— DESCRIPTION OF THE TASK —
Skip every picture and transcribe the remaining material exactly.

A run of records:
# # #

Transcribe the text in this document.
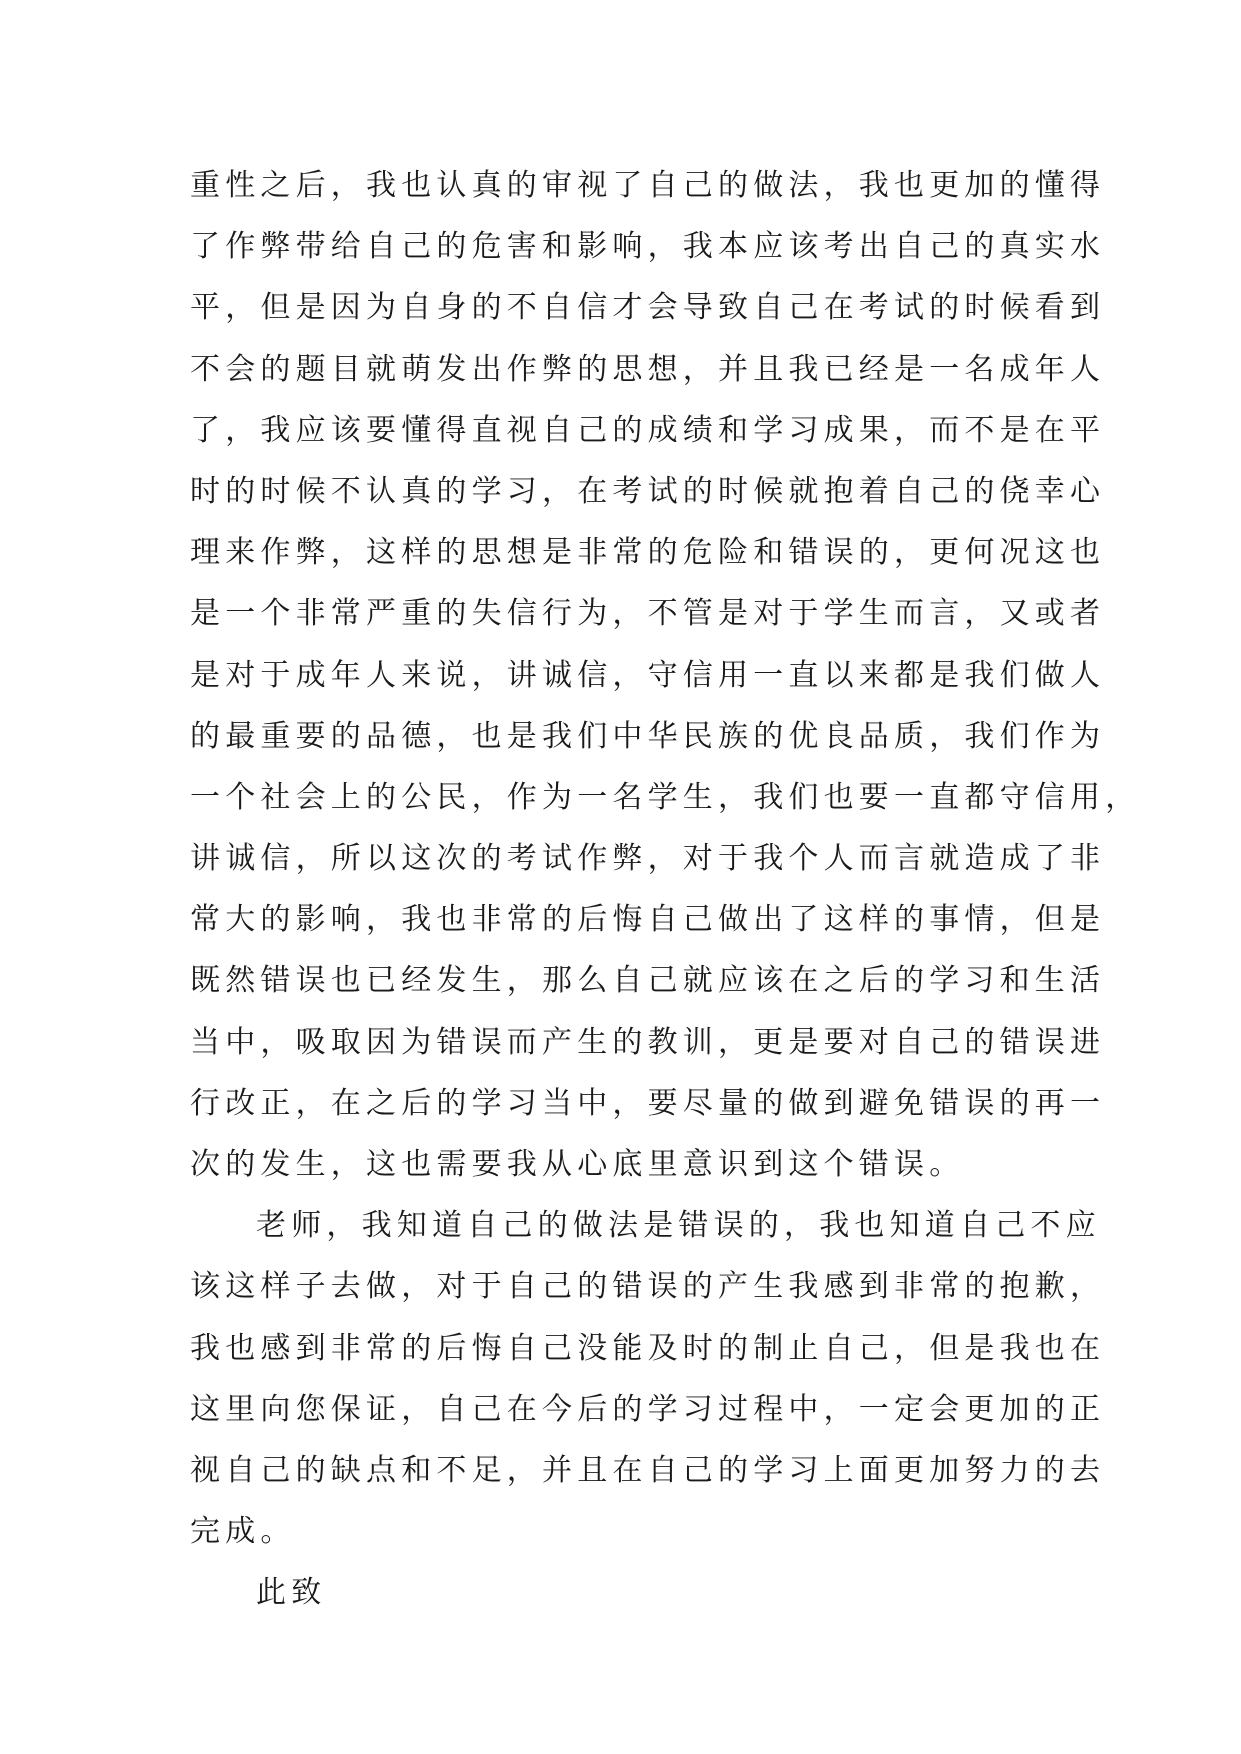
重性之后，我也认真的审视了自己的做法，我也更加的懂得
了作弊带给自己的危害和影响，我本应该考出自己的真实水
平，但是因为自身的不自信才会导致自己在考试的时候看到
不会的题目就萌发出作弊的思想，并且我已经是一名成年人
了，我应该要懂得直视自己的成绩和学习成果，而不是在平
时的时候不认真的学习，在考试的时候就抱着自己的侥幸心
理来作弊，这样的思想是非常的危险和错误的，更何况这也
是一个非常严重的失信行为，不管是对于学生而言，又或者
是对于成年人来说，讲诚信，守信用一直以来都是我们做人
的最重要的品德，也是我们中华民族的优良品质，我们作为
一个社会上的公民，作为一名学生，我们也要一直都守信用，
讲诚信，所以这次的考试作弊，对于我个人而言就造成了非
常大的影响，我也非常的后悔自己做出了这样的事情，但是
既然错误也已经发生，那么自己就应该在之后的学习和生活
当中，吸取因为错误而产生的教训，更是要对自己的错误进
行改正，在之后的学习当中，要尽量的做到避免错误的再一
次的发生，这也需要我从心底里意识到这个错误。
老师，我知道自己的做法是错误的，我也知道自己不应
该这样子去做，对于自己的错误的产生我感到非常的抱歉，
我也感到非常的后悔自己没能及时的制止自己，但是我也在
这里向您保证，自己在今后的学习过程中，一定会更加的正
视自己的缺点和不足，并且在自己的学习上面更加努力的去
完成。
此致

# # #

— OUTPUT OF THE EXERCISE —
Transcribe the text in this document.
重性之后，我也认真的审视了自己的做法，我也更加的懂得
了作弊带给自己的危害和影响，我本应该考出自己的真实水
平，但是因为自身的不自信才会导致自己在考试的时候看到
不会的题目就萌发出作弊的思想，并且我已经是一名成年人
了，我应该要懂得直视自己的成绩和学习成果，而不是在平
时的时候不认真的学习，在考试的时候就抱着自己的侥幸心
理来作弊，这样的思想是非常的危险和错误的，更何况这也
是一个非常严重的失信行为，不管是对于学生而言，又或者
是对于成年人来说，讲诚信，守信用一直以来都是我们做人
的最重要的品德，也是我们中华民族的优良品质，我们作为
一个社会上的公民，作为一名学生，我们也要一直都守信用，
讲诚信，所以这次的考试作弊，对于我个人而言就造成了非
常大的影响，我也非常的后悔自己做出了这样的事情，但是
既然错误也已经发生，那么自己就应该在之后的学习和生活
当中，吸取因为错误而产生的教训，更是要对自己的错误进
行改正，在之后的学习当中，要尽量的做到避免错误的再一
次的发生，这也需要我从心底里意识到这个错误。
老师，我知道自己的做法是错误的，我也知道自己不应
该这样子去做，对于自己的错误的产生我感到非常的抱歉，
我也感到非常的后悔自己没能及时的制止自己，但是我也在
这里向您保证，自己在今后的学习过程中，一定会更加的正
视自己的缺点和不足，并且在自己的学习上面更加努力的去
完成。
此致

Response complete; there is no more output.